§ Instruction: Output all the data exactly. Pictures do not belong in the copy.

§ Data entries:
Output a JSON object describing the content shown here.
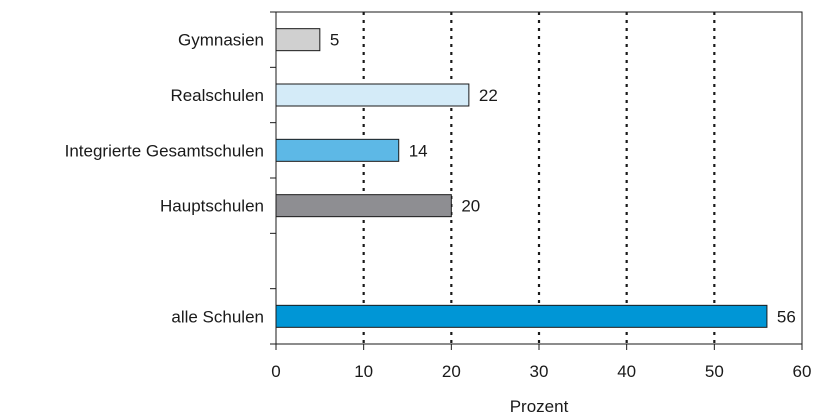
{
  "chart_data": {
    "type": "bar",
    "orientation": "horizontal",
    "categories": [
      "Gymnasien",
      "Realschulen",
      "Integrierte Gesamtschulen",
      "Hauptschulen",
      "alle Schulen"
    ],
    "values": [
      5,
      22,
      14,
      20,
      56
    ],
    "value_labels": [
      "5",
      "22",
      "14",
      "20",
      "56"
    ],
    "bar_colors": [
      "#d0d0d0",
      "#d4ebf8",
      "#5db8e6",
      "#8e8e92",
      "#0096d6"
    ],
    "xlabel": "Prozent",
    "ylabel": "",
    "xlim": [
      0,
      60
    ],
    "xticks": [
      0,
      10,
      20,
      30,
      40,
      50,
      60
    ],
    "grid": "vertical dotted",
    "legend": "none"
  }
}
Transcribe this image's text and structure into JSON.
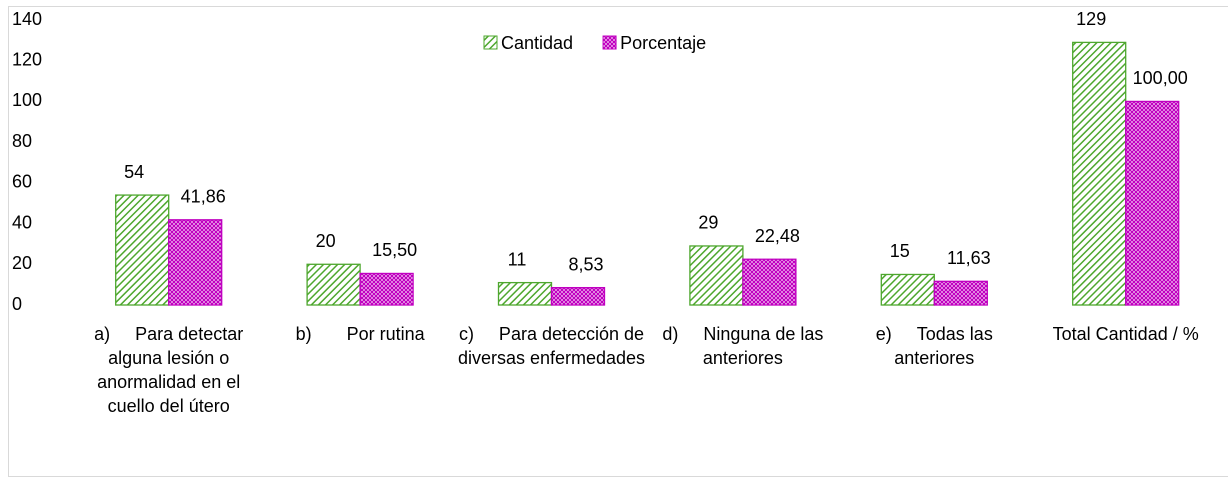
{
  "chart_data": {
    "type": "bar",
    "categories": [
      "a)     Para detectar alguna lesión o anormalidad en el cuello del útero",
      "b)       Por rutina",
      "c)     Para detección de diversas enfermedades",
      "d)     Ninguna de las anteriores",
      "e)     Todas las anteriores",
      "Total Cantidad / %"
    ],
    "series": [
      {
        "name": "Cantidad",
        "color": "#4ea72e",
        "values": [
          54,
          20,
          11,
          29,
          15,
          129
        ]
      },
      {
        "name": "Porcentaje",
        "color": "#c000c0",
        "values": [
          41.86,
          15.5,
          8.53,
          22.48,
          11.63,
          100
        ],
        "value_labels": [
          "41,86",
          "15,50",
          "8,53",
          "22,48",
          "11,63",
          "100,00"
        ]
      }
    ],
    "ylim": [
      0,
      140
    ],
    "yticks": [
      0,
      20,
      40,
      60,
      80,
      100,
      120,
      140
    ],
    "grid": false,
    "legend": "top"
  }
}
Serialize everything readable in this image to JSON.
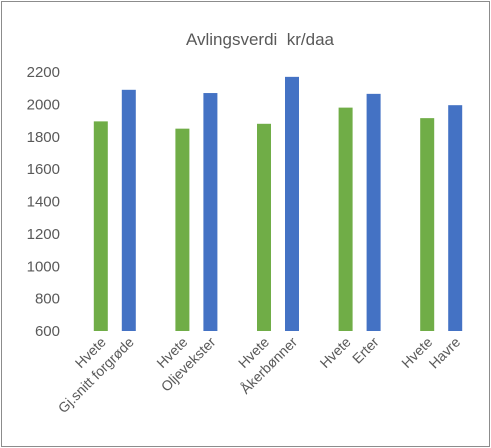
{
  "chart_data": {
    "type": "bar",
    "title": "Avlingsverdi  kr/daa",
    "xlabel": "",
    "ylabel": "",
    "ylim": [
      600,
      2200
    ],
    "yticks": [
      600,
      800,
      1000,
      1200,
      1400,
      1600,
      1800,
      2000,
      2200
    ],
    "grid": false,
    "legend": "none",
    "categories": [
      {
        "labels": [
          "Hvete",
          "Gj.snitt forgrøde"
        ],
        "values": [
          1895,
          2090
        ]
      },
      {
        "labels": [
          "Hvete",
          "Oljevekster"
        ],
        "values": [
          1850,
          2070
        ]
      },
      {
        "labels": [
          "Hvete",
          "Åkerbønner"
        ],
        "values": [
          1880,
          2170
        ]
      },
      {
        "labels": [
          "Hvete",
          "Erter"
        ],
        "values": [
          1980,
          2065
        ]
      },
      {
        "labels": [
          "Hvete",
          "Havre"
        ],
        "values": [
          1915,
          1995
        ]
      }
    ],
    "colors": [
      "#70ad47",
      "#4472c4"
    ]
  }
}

§ The answer:
Output a JSON object describing the content shown here.
{
  "chart_data": {
    "type": "bar",
    "orientation": "horizontal",
    "categories": [
      "Gymnasien",
      "Realschulen",
      "Integrierte Gesamtschulen",
      "Hauptschulen",
      "alle Schulen"
    ],
    "values": [
      5,
      22,
      14,
      20,
      56
    ],
    "value_labels": [
      "5",
      "22",
      "14",
      "20",
      "56"
    ],
    "bar_colors": [
      "#d0d0d0",
      "#d4ebf8",
      "#5db8e6",
      "#8e8e92",
      "#0096d6"
    ],
    "xlabel": "Prozent",
    "ylabel": "",
    "xlim": [
      0,
      60
    ],
    "xticks": [
      0,
      10,
      20,
      30,
      40,
      50,
      60
    ],
    "grid": "vertical dotted",
    "legend": "none"
  }
}
Transcribe this image's text and structure into JSON.
{
  "chart_data": {
    "type": "bar",
    "categories": [
      "a)     Para detectar alguna lesión o anormalidad en el cuello del útero",
      "b)       Por rutina",
      "c)     Para detección de diversas enfermedades",
      "d)     Ninguna de las anteriores",
      "e)     Todas las anteriores",
      "Total Cantidad / %"
    ],
    "series": [
      {
        "name": "Cantidad",
        "color": "#4ea72e",
        "values": [
          54,
          20,
          11,
          29,
          15,
          129
        ]
      },
      {
        "name": "Porcentaje",
        "color": "#c000c0",
        "values": [
          41.86,
          15.5,
          8.53,
          22.48,
          11.63,
          100
        ],
        "value_labels": [
          "41,86",
          "15,50",
          "8,53",
          "22,48",
          "11,63",
          "100,00"
        ]
      }
    ],
    "ylim": [
      0,
      140
    ],
    "yticks": [
      0,
      20,
      40,
      60,
      80,
      100,
      120,
      140
    ],
    "grid": false,
    "legend": "top"
  }
}
Serialize everything readable in this image to JSON.
{
  "chart_data": {
    "type": "bar",
    "title": "Avlingsverdi  kr/daa",
    "xlabel": "",
    "ylabel": "",
    "ylim": [
      600,
      2200
    ],
    "yticks": [
      600,
      800,
      1000,
      1200,
      1400,
      1600,
      1800,
      2000,
      2200
    ],
    "grid": false,
    "legend": "none",
    "categories": [
      {
        "labels": [
          "Hvete",
          "Gj.snitt forgrøde"
        ],
        "values": [
          1895,
          2090
        ]
      },
      {
        "labels": [
          "Hvete",
          "Oljevekster"
        ],
        "values": [
          1850,
          2070
        ]
      },
      {
        "labels": [
          "Hvete",
          "Åkerbønner"
        ],
        "values": [
          1880,
          2170
        ]
      },
      {
        "labels": [
          "Hvete",
          "Erter"
        ],
        "values": [
          1980,
          2065
        ]
      },
      {
        "labels": [
          "Hvete",
          "Havre"
        ],
        "values": [
          1915,
          1995
        ]
      }
    ],
    "colors": [
      "#70ad47",
      "#4472c4"
    ]
  }
}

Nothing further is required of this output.